■ **WHAT IS NEEDED**
Extract each line where the string "Load" shows up.

■ **SUPPLIED INFORMATION**
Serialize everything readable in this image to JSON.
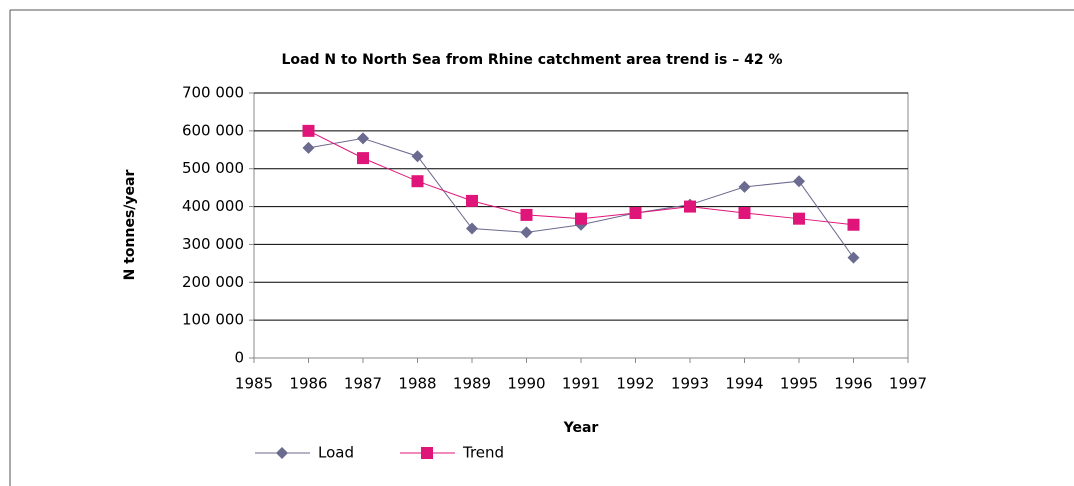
{
  "chart_data": {
    "type": "line",
    "title": "Load N to North Sea from Rhine catchment area trend is – 42 %",
    "x_label": "Year",
    "y_label": "N tonnes/year",
    "x": [
      1986,
      1987,
      1988,
      1989,
      1990,
      1991,
      1992,
      1993,
      1994,
      1995,
      1996
    ],
    "series": [
      {
        "name": "Load",
        "color": "#6b6a8f",
        "marker": "diamond",
        "values": [
          555000,
          580000,
          533000,
          342000,
          332000,
          352000,
          383000,
          405000,
          452000,
          467000,
          265000
        ]
      },
      {
        "name": "Trend",
        "color": "#e0157a",
        "marker": "square",
        "values": [
          600000,
          528000,
          467000,
          415000,
          378000,
          368000,
          383000,
          400000,
          383000,
          368000,
          352000
        ]
      }
    ],
    "xlim": [
      1985,
      1997
    ],
    "xticks": [
      1985,
      1986,
      1987,
      1988,
      1989,
      1990,
      1991,
      1992,
      1993,
      1994,
      1995,
      1996,
      1997
    ],
    "ylim": [
      0,
      700000
    ],
    "yticks": [
      0,
      {
        "value": 100000,
        "label": "100 000"
      },
      {
        "value": 200000,
        "label": "200 000"
      },
      {
        "value": 300000,
        "label": "300 000"
      },
      {
        "value": 400000,
        "label": "400 000"
      },
      {
        "value": 500000,
        "label": "500 000"
      },
      {
        "value": 600000,
        "label": "600 000"
      },
      {
        "value": 700000,
        "label": "700 000"
      }
    ],
    "grid": true,
    "legend": "bottom-left"
  }
}
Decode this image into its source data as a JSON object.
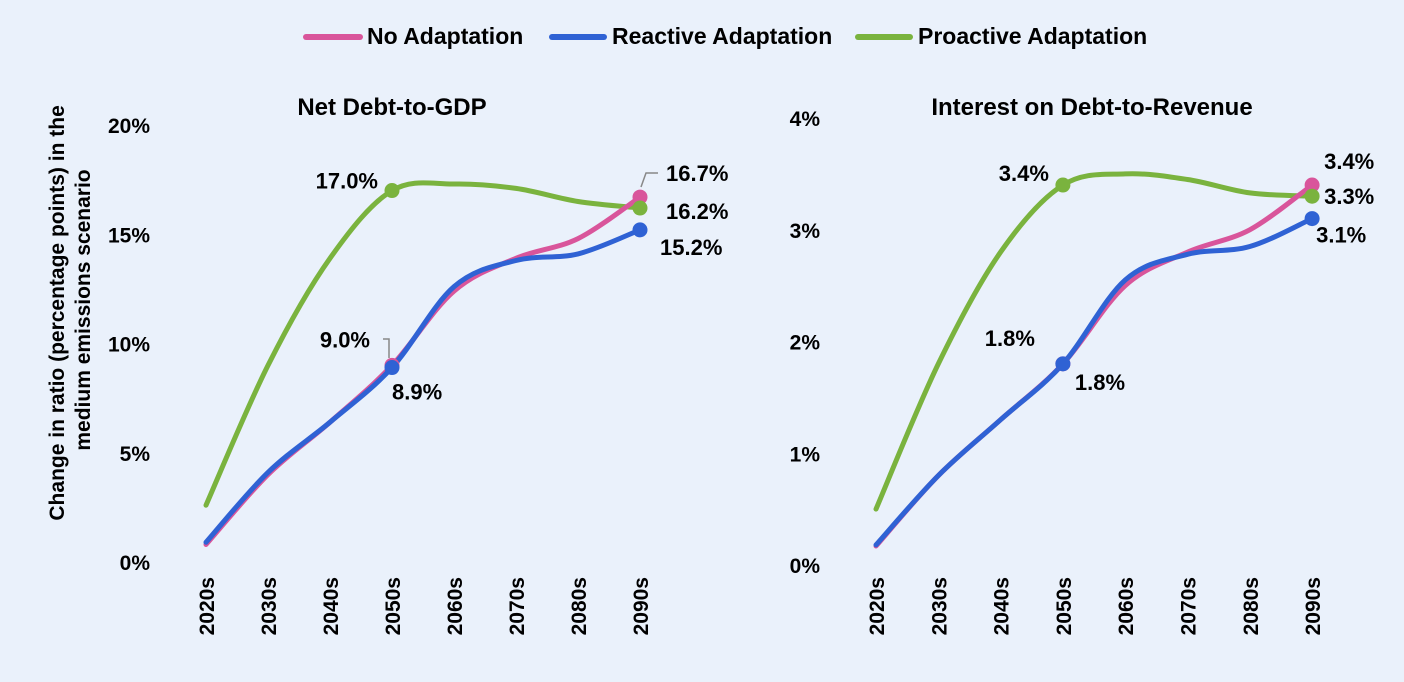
{
  "legend": [
    {
      "name": "No Adaptation",
      "color": "#d9559b"
    },
    {
      "name": "Reactive Adaptation",
      "color": "#2f62d4"
    },
    {
      "name": "Proactive Adaptation",
      "color": "#7ab33e"
    }
  ],
  "ylabel_lines": [
    "Change in ratio (percentage points) in the",
    "medium emissions scenario"
  ],
  "chart_data": [
    {
      "type": "line",
      "title": "Net Debt-to-GDP",
      "categories": [
        "2020s",
        "2030s",
        "2040s",
        "2050s",
        "2060s",
        "2070s",
        "2080s",
        "2090s"
      ],
      "y_ticks": [
        "0%",
        "5%",
        "10%",
        "15%",
        "20%"
      ],
      "ylim": [
        0,
        20
      ],
      "series": [
        {
          "name": "No Adaptation",
          "values": [
            0.8,
            4.0,
            6.4,
            9.0,
            12.4,
            13.9,
            14.8,
            16.7
          ]
        },
        {
          "name": "Reactive Adaptation",
          "values": [
            0.9,
            4.1,
            6.4,
            8.9,
            12.6,
            13.8,
            14.1,
            15.2
          ]
        },
        {
          "name": "Proactive Adaptation",
          "values": [
            2.6,
            9.0,
            13.9,
            17.0,
            17.3,
            17.1,
            16.5,
            16.2
          ]
        }
      ],
      "annotations": [
        {
          "text": "17.0%",
          "series": 2,
          "index": 3
        },
        {
          "text": "9.0%",
          "series": 0,
          "index": 3
        },
        {
          "text": "8.9%",
          "series": 1,
          "index": 3
        },
        {
          "text": "16.7%",
          "series": 0,
          "index": 7
        },
        {
          "text": "16.2%",
          "series": 2,
          "index": 7
        },
        {
          "text": "15.2%",
          "series": 1,
          "index": 7
        }
      ]
    },
    {
      "type": "line",
      "title": "Interest on Debt-to-Revenue",
      "categories": [
        "2020s",
        "2030s",
        "2040s",
        "2050s",
        "2060s",
        "2070s",
        "2080s",
        "2090s"
      ],
      "y_ticks": [
        "0%",
        "1%",
        "2%",
        "3%",
        "4%"
      ],
      "ylim": [
        0,
        4
      ],
      "series": [
        {
          "name": "No Adaptation",
          "values": [
            0.17,
            0.8,
            1.3,
            1.8,
            2.5,
            2.8,
            3.0,
            3.4
          ]
        },
        {
          "name": "Reactive Adaptation",
          "values": [
            0.18,
            0.8,
            1.3,
            1.8,
            2.55,
            2.78,
            2.85,
            3.1
          ]
        },
        {
          "name": "Proactive Adaptation",
          "values": [
            0.5,
            1.8,
            2.8,
            3.4,
            3.5,
            3.45,
            3.33,
            3.3
          ]
        }
      ],
      "annotations": [
        {
          "text": "3.4%",
          "series": 2,
          "index": 3
        },
        {
          "text": "1.8%",
          "series": 0,
          "index": 3
        },
        {
          "text": "1.8%",
          "series": 1,
          "index": 3
        },
        {
          "text": "3.4%",
          "series": 0,
          "index": 7
        },
        {
          "text": "3.3%",
          "series": 2,
          "index": 7
        },
        {
          "text": "3.1%",
          "series": 1,
          "index": 7
        }
      ]
    }
  ]
}
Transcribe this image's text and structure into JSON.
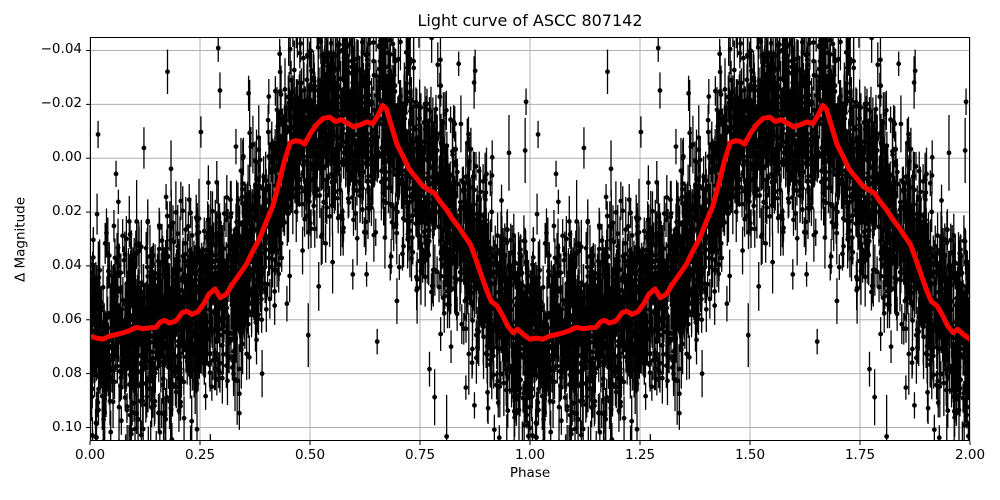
{
  "chart_data": {
    "type": "scatter",
    "title": "Light curve of ASCC 807142",
    "xlabel": "Phase",
    "ylabel": "Δ Magnitude",
    "xlim": [
      0,
      2
    ],
    "ylim_top": -0.045,
    "ylim_bottom": 0.105,
    "y_axis_inverted": true,
    "grid": true,
    "xticks": [
      0,
      0.25,
      0.5,
      0.75,
      1,
      1.25,
      1.5,
      1.75,
      2
    ],
    "yticks": [
      -0.04,
      -0.02,
      0,
      0.02,
      0.04,
      0.06,
      0.08,
      0.1
    ],
    "colors": {
      "background": "#ffffff",
      "grid": "#b0b0b0",
      "spine": "#000000",
      "scatter": "#000000",
      "mean_curve": "#ff0000"
    },
    "series": [
      {
        "name": "photometric-points-with-errorbars",
        "type": "scatter_errorbar",
        "color": "#000000",
        "marker_radius": 2.4,
        "errorbar_line_width": 1.3,
        "n_points_per_cycle": 3200,
        "phase_duplicated_offset": 1,
        "noise_sigma": 0.017,
        "outlier_fraction": 0.08,
        "outlier_sigma": 0.035,
        "errorbar_base": 0.0045,
        "errorbar_spread": 0.0045,
        "seed": 42
      },
      {
        "name": "smoothed-mean-light-curve",
        "type": "line",
        "color": "#ff0000",
        "line_width": 5,
        "cycle_points": [
          [
            0.0,
            0.066
          ],
          [
            0.015,
            0.0668
          ],
          [
            0.03,
            0.0672
          ],
          [
            0.045,
            0.066
          ],
          [
            0.06,
            0.0655
          ],
          [
            0.075,
            0.0648
          ],
          [
            0.09,
            0.064
          ],
          [
            0.105,
            0.0628
          ],
          [
            0.12,
            0.0633
          ],
          [
            0.135,
            0.063
          ],
          [
            0.15,
            0.0628
          ],
          [
            0.16,
            0.0608
          ],
          [
            0.17,
            0.0602
          ],
          [
            0.18,
            0.0612
          ],
          [
            0.195,
            0.0605
          ],
          [
            0.21,
            0.0573
          ],
          [
            0.22,
            0.0568
          ],
          [
            0.232,
            0.058
          ],
          [
            0.245,
            0.057
          ],
          [
            0.258,
            0.0542
          ],
          [
            0.27,
            0.0505
          ],
          [
            0.284,
            0.0485
          ],
          [
            0.296,
            0.0518
          ],
          [
            0.31,
            0.0505
          ],
          [
            0.325,
            0.0465
          ],
          [
            0.34,
            0.043
          ],
          [
            0.355,
            0.0395
          ],
          [
            0.37,
            0.0345
          ],
          [
            0.385,
            0.03
          ],
          [
            0.4,
            0.0238
          ],
          [
            0.415,
            0.018
          ],
          [
            0.43,
            0.009
          ],
          [
            0.442,
            0.001
          ],
          [
            0.455,
            -0.0058
          ],
          [
            0.468,
            -0.0065
          ],
          [
            0.478,
            -0.0062
          ],
          [
            0.488,
            -0.0052
          ],
          [
            0.5,
            -0.009
          ],
          [
            0.515,
            -0.0125
          ],
          [
            0.53,
            -0.0148
          ],
          [
            0.545,
            -0.0152
          ],
          [
            0.558,
            -0.0136
          ],
          [
            0.572,
            -0.0143
          ],
          [
            0.585,
            -0.013
          ],
          [
            0.6,
            -0.0116
          ],
          [
            0.614,
            -0.0124
          ],
          [
            0.63,
            -0.0135
          ],
          [
            0.643,
            -0.0128
          ],
          [
            0.655,
            -0.016
          ],
          [
            0.665,
            -0.0196
          ],
          [
            0.673,
            -0.0185
          ],
          [
            0.685,
            -0.012
          ],
          [
            0.698,
            -0.005
          ],
          [
            0.712,
            -0.0005
          ],
          [
            0.725,
            0.004
          ],
          [
            0.74,
            0.007
          ],
          [
            0.755,
            0.01
          ],
          [
            0.77,
            0.0118
          ],
          [
            0.782,
            0.0128
          ],
          [
            0.795,
            0.016
          ],
          [
            0.81,
            0.019
          ],
          [
            0.825,
            0.0228
          ],
          [
            0.84,
            0.026
          ],
          [
            0.852,
            0.029
          ],
          [
            0.865,
            0.0322
          ],
          [
            0.878,
            0.038
          ],
          [
            0.89,
            0.0438
          ],
          [
            0.902,
            0.0492
          ],
          [
            0.912,
            0.0532
          ],
          [
            0.925,
            0.0548
          ],
          [
            0.938,
            0.0585
          ],
          [
            0.95,
            0.0625
          ],
          [
            0.962,
            0.0648
          ],
          [
            0.972,
            0.0635
          ],
          [
            0.985,
            0.0655
          ],
          [
            1.0,
            0.0672
          ]
        ]
      }
    ]
  }
}
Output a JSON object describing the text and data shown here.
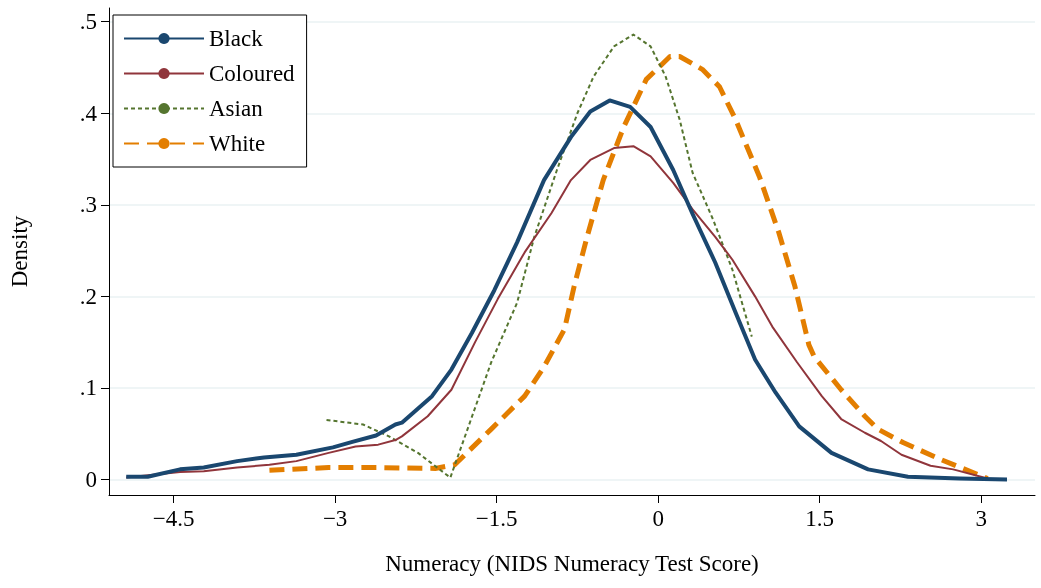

■ **COMPLETED TASK**
    "title": "Load N to North Sea from Rhine catchment area trend is – 42 %",
        "name": "Load",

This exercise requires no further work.